[Entries with figure data]
++++

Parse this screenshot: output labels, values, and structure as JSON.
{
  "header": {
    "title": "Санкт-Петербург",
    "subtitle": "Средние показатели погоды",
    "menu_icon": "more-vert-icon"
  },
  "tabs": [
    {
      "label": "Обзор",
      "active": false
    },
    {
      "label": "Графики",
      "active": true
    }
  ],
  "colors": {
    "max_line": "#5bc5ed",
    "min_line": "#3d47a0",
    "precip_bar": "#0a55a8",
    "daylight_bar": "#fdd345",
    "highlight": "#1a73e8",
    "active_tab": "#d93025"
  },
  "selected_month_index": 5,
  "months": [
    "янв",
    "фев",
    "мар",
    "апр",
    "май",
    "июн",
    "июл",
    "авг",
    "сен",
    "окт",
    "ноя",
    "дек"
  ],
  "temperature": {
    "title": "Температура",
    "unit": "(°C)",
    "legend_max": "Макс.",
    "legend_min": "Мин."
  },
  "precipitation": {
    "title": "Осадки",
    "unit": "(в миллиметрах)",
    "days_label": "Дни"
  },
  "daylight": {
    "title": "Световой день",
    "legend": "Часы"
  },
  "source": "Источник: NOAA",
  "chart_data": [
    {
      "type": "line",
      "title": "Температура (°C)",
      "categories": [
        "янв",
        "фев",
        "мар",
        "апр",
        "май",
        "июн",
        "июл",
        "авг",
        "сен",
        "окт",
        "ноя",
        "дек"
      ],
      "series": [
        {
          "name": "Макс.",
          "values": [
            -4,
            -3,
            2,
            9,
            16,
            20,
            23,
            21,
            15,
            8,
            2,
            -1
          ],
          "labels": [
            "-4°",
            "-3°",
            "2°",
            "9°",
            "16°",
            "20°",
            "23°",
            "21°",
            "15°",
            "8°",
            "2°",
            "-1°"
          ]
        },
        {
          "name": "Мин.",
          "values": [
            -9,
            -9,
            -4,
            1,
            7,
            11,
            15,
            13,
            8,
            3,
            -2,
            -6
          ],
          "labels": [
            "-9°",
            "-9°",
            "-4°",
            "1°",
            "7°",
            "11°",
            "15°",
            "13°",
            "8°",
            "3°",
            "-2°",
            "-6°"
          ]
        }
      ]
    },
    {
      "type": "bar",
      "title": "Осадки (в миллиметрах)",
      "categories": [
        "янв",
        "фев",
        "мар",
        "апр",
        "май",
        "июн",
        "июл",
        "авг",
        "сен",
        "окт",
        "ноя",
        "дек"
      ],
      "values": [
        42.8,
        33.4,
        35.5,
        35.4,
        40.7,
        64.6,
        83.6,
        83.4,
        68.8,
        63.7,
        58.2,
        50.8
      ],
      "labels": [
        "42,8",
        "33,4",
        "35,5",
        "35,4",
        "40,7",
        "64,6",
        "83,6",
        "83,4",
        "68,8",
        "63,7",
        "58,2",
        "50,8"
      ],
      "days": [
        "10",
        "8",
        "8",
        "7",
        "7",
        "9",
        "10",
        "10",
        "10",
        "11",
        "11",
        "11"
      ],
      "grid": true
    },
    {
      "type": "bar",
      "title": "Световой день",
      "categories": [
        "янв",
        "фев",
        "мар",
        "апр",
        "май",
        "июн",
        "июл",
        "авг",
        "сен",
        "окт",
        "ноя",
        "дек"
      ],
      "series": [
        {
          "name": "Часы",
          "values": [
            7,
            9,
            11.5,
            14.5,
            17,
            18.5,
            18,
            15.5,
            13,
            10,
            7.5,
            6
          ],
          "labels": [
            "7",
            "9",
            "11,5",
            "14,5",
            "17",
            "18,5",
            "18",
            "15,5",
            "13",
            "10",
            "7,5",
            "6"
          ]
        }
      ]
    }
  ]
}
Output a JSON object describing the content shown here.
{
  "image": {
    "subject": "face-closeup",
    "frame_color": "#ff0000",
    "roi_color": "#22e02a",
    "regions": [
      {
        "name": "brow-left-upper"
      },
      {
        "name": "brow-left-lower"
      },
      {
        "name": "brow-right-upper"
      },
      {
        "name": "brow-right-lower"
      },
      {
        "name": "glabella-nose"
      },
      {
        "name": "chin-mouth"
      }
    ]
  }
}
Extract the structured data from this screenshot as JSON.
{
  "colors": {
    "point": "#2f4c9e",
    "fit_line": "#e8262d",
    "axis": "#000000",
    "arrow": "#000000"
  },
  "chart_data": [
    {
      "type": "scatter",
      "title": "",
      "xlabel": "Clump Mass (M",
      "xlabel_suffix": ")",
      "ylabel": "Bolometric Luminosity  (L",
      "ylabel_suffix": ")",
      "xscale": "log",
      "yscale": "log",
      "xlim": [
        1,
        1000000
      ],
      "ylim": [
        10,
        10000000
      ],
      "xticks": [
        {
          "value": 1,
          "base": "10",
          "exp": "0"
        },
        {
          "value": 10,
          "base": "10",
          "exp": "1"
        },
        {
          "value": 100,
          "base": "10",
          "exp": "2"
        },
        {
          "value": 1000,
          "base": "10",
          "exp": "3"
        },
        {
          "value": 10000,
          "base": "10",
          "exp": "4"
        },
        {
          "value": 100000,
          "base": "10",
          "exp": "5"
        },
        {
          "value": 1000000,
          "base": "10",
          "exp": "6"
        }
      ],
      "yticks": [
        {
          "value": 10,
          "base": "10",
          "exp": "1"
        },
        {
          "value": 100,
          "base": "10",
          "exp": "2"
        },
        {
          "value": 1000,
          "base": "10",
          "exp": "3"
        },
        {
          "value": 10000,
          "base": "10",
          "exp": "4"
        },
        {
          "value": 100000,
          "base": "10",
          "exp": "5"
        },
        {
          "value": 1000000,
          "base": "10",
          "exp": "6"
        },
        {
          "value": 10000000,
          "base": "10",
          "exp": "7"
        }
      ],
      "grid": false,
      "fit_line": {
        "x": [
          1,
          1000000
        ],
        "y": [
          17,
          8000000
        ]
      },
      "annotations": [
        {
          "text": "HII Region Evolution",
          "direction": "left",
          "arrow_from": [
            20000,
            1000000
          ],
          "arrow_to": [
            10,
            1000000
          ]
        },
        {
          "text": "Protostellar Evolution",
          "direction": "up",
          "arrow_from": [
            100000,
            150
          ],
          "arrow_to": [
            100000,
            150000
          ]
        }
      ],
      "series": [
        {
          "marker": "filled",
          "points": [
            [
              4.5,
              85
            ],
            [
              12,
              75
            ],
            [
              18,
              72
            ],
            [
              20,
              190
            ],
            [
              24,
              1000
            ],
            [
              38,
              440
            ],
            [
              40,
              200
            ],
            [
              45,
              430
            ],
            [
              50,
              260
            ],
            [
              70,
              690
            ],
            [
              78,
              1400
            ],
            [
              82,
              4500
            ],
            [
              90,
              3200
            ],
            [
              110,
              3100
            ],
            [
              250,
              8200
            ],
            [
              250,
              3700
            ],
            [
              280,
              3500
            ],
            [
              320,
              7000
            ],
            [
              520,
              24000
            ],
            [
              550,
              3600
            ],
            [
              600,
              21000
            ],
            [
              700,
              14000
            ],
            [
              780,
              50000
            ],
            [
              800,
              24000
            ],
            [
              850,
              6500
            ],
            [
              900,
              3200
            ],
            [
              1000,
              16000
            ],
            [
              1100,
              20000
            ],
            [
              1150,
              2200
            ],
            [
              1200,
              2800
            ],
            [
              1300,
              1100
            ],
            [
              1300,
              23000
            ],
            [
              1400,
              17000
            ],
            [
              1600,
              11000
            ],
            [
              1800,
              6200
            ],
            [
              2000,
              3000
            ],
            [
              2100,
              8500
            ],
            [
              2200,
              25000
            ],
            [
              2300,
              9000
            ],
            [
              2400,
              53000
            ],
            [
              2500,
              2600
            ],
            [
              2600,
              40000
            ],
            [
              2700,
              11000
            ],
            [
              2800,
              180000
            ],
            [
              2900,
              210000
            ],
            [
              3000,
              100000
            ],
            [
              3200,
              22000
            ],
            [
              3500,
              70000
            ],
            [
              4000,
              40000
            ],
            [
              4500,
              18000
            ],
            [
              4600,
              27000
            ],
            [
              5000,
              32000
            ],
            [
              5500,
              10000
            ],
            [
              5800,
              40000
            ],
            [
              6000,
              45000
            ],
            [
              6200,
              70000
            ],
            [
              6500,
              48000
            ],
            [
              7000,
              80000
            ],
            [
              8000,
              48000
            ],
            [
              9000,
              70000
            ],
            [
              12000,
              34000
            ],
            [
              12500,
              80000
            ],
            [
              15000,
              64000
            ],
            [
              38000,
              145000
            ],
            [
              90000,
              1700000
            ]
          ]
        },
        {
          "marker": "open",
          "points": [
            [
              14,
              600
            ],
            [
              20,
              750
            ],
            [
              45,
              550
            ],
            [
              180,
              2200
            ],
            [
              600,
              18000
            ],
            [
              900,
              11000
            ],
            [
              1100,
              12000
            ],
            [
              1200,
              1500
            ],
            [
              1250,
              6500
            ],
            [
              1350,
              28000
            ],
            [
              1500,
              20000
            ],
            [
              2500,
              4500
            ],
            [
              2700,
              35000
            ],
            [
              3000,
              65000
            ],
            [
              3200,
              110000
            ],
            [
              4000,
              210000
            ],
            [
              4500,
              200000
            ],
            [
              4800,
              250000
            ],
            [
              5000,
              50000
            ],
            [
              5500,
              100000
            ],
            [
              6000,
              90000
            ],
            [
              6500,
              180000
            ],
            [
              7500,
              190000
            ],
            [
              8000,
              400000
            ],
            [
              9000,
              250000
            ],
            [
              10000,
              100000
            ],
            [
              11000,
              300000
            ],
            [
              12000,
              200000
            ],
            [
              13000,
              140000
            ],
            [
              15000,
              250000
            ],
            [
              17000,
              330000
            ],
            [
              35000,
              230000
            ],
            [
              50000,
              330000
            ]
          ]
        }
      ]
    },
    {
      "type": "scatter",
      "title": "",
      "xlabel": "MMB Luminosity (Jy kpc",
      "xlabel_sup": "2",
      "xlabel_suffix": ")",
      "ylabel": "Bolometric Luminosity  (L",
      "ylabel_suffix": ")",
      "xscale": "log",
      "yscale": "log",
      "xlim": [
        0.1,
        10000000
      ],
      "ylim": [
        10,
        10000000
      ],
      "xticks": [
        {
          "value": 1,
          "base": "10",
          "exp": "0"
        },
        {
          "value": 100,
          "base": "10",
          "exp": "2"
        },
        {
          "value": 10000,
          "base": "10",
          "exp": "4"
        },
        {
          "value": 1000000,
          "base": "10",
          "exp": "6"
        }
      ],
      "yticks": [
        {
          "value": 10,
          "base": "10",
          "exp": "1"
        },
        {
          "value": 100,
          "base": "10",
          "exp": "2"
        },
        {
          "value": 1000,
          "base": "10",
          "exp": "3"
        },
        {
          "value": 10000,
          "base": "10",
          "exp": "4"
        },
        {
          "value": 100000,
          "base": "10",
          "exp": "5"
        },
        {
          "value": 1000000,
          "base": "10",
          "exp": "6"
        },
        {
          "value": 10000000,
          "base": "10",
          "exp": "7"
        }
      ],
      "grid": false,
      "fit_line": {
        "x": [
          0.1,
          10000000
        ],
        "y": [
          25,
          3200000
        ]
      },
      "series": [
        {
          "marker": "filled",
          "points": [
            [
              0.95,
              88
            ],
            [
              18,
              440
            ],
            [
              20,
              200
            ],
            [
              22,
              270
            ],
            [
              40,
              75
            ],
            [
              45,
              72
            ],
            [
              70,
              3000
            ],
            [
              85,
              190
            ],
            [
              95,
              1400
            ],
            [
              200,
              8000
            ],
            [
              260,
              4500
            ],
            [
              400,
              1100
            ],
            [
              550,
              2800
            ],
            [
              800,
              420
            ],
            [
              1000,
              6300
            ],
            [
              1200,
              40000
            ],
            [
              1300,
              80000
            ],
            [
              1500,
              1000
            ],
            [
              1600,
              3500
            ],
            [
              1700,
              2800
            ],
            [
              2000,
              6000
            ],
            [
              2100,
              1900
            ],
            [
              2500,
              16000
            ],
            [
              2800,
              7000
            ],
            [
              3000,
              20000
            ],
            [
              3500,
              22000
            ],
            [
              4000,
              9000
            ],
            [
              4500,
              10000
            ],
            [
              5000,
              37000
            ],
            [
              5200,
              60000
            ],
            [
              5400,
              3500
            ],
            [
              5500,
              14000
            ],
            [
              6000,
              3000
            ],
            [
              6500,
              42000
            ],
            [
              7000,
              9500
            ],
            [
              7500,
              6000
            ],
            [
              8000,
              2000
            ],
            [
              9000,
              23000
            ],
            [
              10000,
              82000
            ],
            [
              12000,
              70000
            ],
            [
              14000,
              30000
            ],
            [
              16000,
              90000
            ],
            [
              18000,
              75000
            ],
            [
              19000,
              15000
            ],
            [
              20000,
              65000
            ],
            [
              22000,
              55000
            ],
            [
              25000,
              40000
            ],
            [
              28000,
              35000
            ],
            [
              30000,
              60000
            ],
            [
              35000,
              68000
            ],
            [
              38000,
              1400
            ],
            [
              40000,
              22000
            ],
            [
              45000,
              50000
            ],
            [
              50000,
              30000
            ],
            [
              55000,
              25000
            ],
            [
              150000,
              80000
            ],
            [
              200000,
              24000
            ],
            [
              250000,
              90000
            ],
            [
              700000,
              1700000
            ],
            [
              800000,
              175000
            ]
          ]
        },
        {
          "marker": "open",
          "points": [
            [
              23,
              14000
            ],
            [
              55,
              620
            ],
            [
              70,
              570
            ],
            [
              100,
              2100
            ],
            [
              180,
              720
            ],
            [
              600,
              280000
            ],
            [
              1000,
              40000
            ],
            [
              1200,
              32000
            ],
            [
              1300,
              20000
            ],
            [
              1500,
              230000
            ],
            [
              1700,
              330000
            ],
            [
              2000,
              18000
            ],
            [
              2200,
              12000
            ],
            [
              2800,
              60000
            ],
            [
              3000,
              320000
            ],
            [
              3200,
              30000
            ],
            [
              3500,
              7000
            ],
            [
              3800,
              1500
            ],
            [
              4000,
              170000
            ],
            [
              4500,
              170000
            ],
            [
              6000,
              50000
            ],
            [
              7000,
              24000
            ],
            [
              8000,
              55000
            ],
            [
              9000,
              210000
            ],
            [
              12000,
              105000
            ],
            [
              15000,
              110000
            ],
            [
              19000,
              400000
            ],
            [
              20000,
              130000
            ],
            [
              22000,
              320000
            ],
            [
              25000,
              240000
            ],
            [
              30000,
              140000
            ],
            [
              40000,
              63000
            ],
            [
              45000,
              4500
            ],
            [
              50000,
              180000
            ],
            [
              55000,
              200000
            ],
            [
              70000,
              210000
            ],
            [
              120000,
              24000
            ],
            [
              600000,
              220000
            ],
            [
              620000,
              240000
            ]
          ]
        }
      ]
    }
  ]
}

++++

Task directions => Show each line in the entries that holds the string "this".

Output of the exercise =>
Parse this screenshot: output labels, values, and structure as JSON.
Extract the structured data from this screenshot as JSON.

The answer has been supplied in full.